───── Records shown
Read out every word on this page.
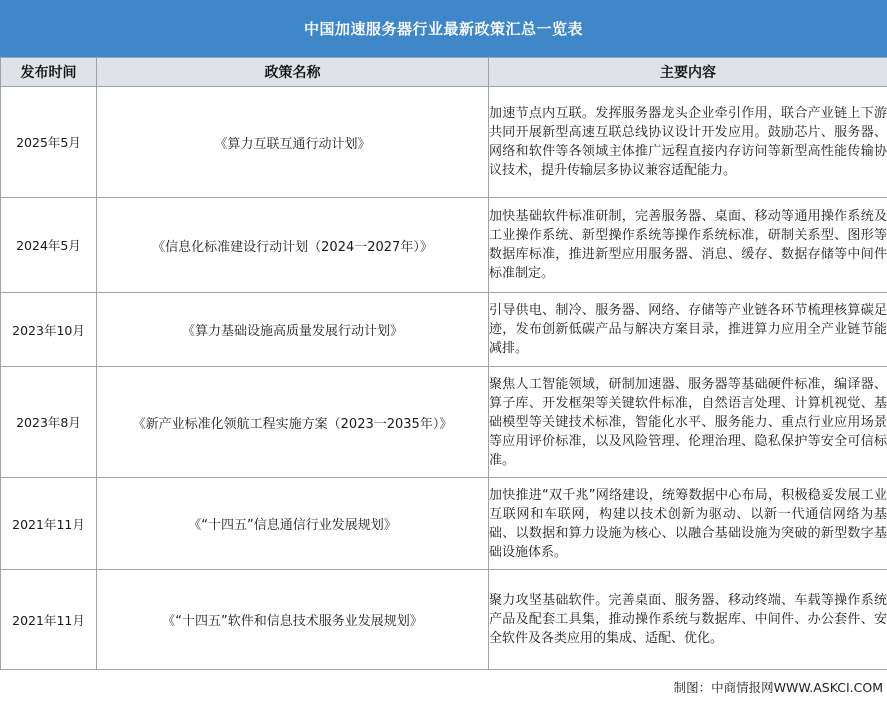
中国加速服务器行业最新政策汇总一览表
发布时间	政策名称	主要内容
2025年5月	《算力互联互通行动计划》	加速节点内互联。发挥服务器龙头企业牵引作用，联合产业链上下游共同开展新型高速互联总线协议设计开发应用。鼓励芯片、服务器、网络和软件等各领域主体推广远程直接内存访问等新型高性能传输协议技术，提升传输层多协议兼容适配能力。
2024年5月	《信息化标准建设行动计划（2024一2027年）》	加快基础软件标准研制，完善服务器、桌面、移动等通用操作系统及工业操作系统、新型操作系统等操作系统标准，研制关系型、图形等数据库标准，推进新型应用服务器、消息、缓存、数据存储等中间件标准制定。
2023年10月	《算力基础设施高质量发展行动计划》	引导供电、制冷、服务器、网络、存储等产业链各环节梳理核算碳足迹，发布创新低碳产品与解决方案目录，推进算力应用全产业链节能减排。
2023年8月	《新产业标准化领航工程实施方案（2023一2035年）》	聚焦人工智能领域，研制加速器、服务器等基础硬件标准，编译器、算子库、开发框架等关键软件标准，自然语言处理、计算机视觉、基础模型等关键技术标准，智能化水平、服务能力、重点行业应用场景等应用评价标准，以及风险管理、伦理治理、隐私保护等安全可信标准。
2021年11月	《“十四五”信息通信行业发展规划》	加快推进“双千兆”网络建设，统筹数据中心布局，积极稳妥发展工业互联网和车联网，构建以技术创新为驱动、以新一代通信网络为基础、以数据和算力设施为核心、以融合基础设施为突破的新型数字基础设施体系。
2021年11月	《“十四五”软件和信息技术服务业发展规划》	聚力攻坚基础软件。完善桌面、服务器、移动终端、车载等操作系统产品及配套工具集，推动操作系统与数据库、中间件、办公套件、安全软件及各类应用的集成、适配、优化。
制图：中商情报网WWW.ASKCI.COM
──────────
───── Records shown
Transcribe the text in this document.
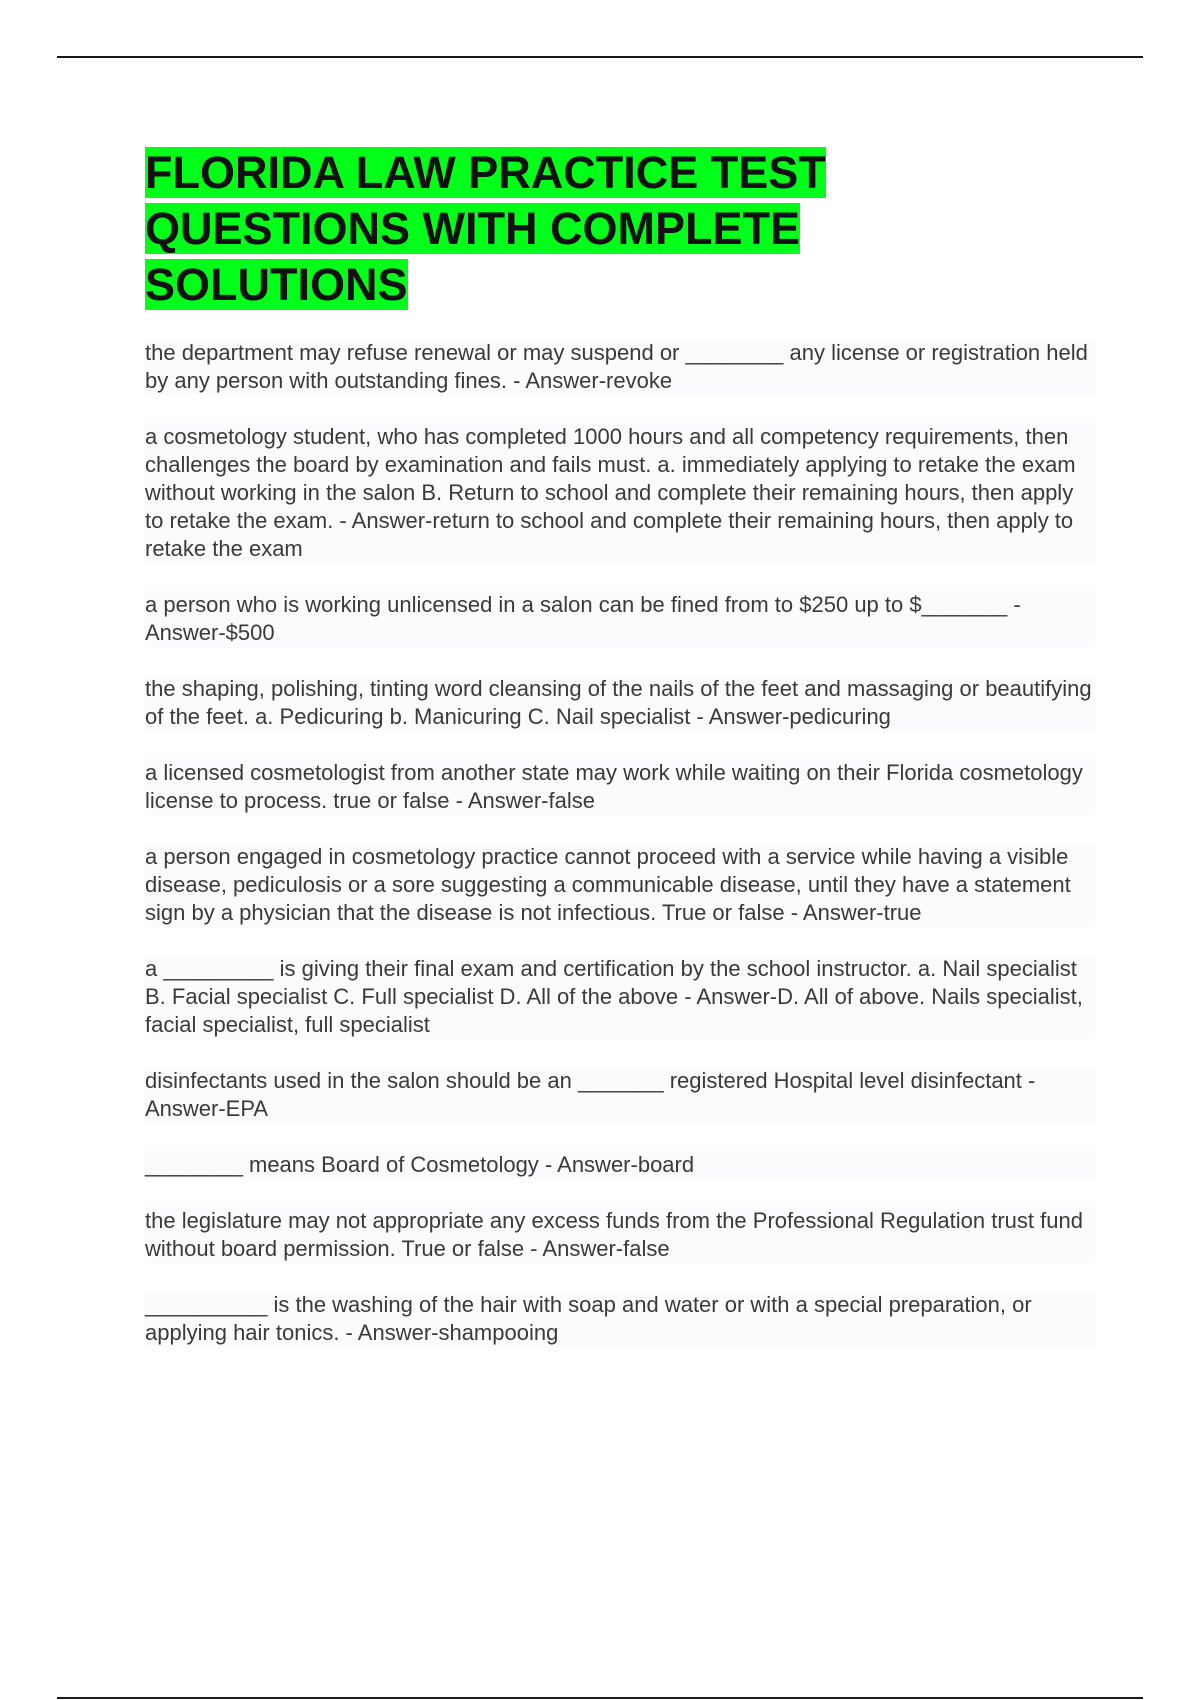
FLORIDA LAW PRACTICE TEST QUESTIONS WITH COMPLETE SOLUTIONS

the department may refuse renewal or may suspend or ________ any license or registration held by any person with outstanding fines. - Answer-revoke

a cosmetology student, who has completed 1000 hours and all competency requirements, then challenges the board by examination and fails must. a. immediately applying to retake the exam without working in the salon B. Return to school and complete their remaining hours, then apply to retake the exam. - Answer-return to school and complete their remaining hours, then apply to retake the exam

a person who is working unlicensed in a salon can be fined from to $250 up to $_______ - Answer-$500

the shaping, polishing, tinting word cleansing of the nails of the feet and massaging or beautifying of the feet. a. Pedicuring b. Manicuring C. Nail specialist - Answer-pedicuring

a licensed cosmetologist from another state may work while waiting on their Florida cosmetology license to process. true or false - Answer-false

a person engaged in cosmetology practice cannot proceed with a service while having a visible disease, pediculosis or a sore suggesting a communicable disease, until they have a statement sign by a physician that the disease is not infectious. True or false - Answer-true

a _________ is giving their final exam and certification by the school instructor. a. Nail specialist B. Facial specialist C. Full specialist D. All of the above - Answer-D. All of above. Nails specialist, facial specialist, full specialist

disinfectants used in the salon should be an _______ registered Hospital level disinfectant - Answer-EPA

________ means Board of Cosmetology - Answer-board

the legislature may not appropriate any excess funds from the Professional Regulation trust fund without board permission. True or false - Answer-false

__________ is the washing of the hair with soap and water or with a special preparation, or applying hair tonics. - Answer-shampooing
──────────
# [What you will do]
Copy every line of the data that holds the string "word".

# [Finished task]
Read out every word on this page.
the shaping, polishing, tinting word cleansing of the nails of the feet and massaging or beautifying of the feet. a. Pedicuring b. Manicuring C. Nail specialist - Answer-pedicuring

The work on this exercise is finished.